>> BEGIN ITEMS

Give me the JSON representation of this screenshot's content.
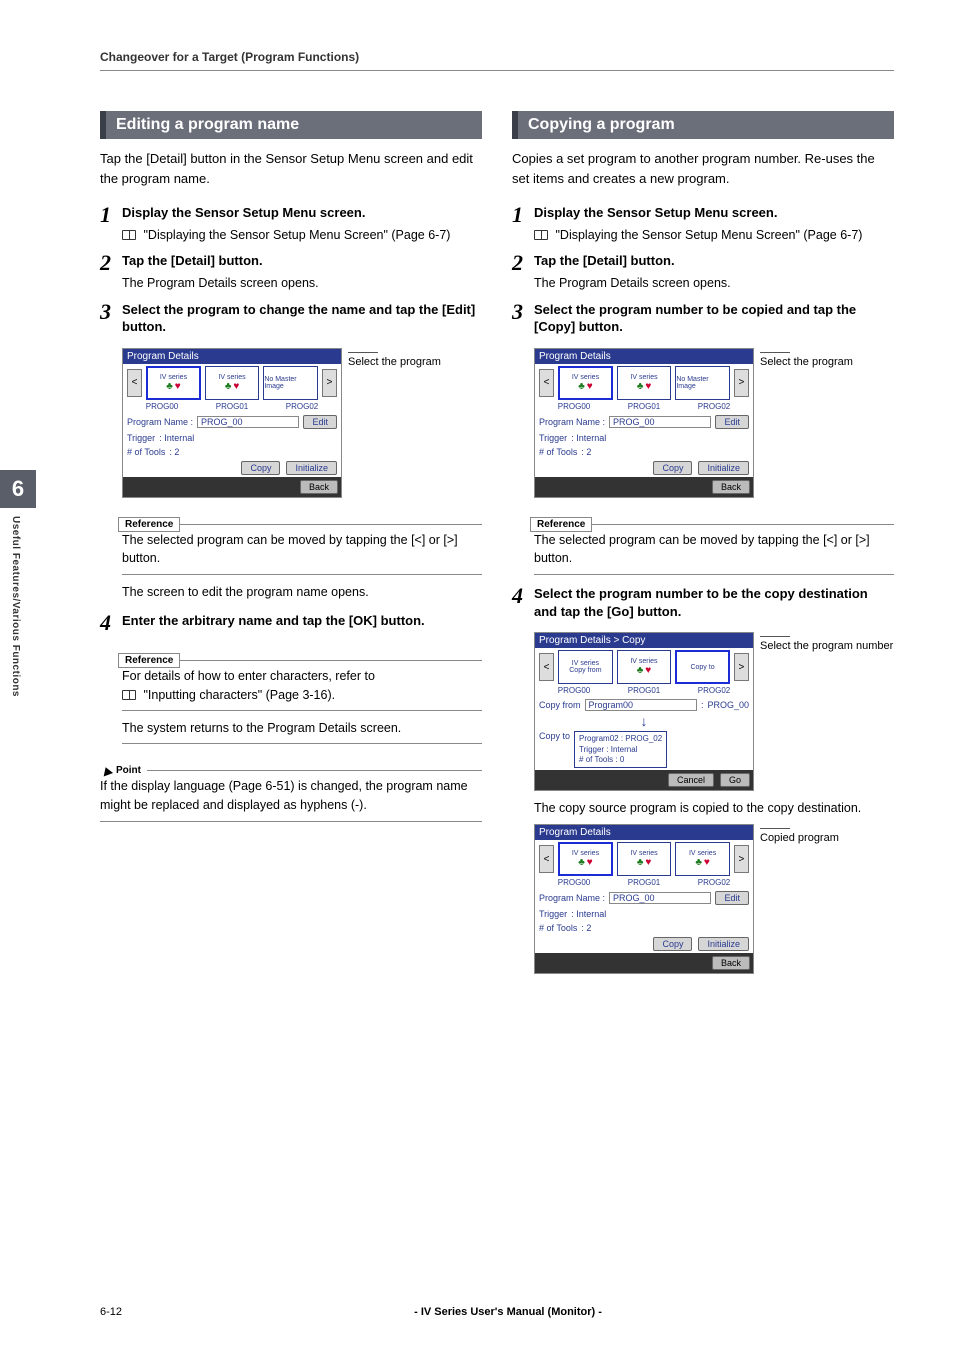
{
  "running_head": "Changeover for a Target (Program Functions)",
  "side_tab": {
    "chapter": "6",
    "label": "Useful Features/Various Functions"
  },
  "left": {
    "title": "Editing a program name",
    "intro": "Tap the [Detail] button in the Sensor Setup Menu screen and edit the program name.",
    "step1_title": "Display the Sensor Setup Menu screen.",
    "step1_ref": "\"Displaying the Sensor Setup Menu Screen\" (Page 6-7)",
    "step2_title": "Tap the [Detail] button.",
    "step2_sub": "The Program Details screen opens.",
    "step3_title": "Select the program to change the name and tap the [Edit] button.",
    "annot3": "Select the program",
    "ref3": "The selected program can be moved by tapping the [<] or [>] button.",
    "post_ref3": "The screen to edit the program name opens.",
    "step4_title": "Enter the arbitrary name and tap the [OK] button.",
    "ref4": "For details of how to enter characters, refer to",
    "ref4b": "\"Inputting characters\" (Page 3-16).",
    "sys_return": "The system returns to the Program Details screen.",
    "point": "If the display language (Page 6-51) is changed, the program name might be replaced and displayed as hyphens (-).",
    "point_label": "Point",
    "ref_label": "Reference"
  },
  "right": {
    "title": "Copying a program",
    "intro": "Copies a set program to another program number. Re-uses the set items and creates a new program.",
    "step1_title": "Display the Sensor Setup Menu screen.",
    "step1_ref": "\"Displaying the Sensor Setup Menu Screen\" (Page 6-7)",
    "step2_title": "Tap the [Detail] button.",
    "step2_sub": "The Program Details screen opens.",
    "step3_title": "Select the program number to be copied and tap the [Copy] button.",
    "annot3": "Select the program",
    "ref3": "The selected program can be moved by tapping the [<] or [>] button.",
    "step4_title": "Select the program number to be the copy destination and tap the [Go] button.",
    "annot4": "Select the program number",
    "post4": "The copy source program is copied to the copy destination.",
    "annot5": "Copied program",
    "ref_label": "Reference"
  },
  "ss": {
    "details_title": "Program Details",
    "copy_title": "Program Details > Copy",
    "iv_series": "IV series",
    "no_master": "No Master Image",
    "prog00": "PROG00",
    "prog01": "PROG01",
    "prog02": "PROG02",
    "prog_name_label": "Program Name :",
    "prog00_val": "PROG_00",
    "prog02_val": "PROG_02",
    "edit": "Edit",
    "trigger_label": "Trigger",
    "trigger_val": ": Internal",
    "tools_label": "# of Tools",
    "tools_val": ": 2",
    "tools_val0": ": 0",
    "copy": "Copy",
    "initialize": "Initialize",
    "back": "Back",
    "copy_from_label": "Copy from",
    "copy_to_label": "Copy to",
    "copy_from_val": "Program00",
    "copy_to_val": "Program02",
    "cancel": "Cancel",
    "go": "Go",
    "copy_from_thumb": "Copy from",
    "copy_to_thumb": "Copy to"
  },
  "footer": {
    "page": "6-12",
    "title": "- IV Series User's Manual (Monitor) -"
  }
}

>> END ITEMS

◆ **TASK OBJECTIVE**: Copy each line above containing the string "destination".

◆ **FINISHED ANSWER**:
    "step4_title": "Select the program number to be the copy destination and tap the [Go] button.",
    "post4": "The copy source program is copied to the copy destination.",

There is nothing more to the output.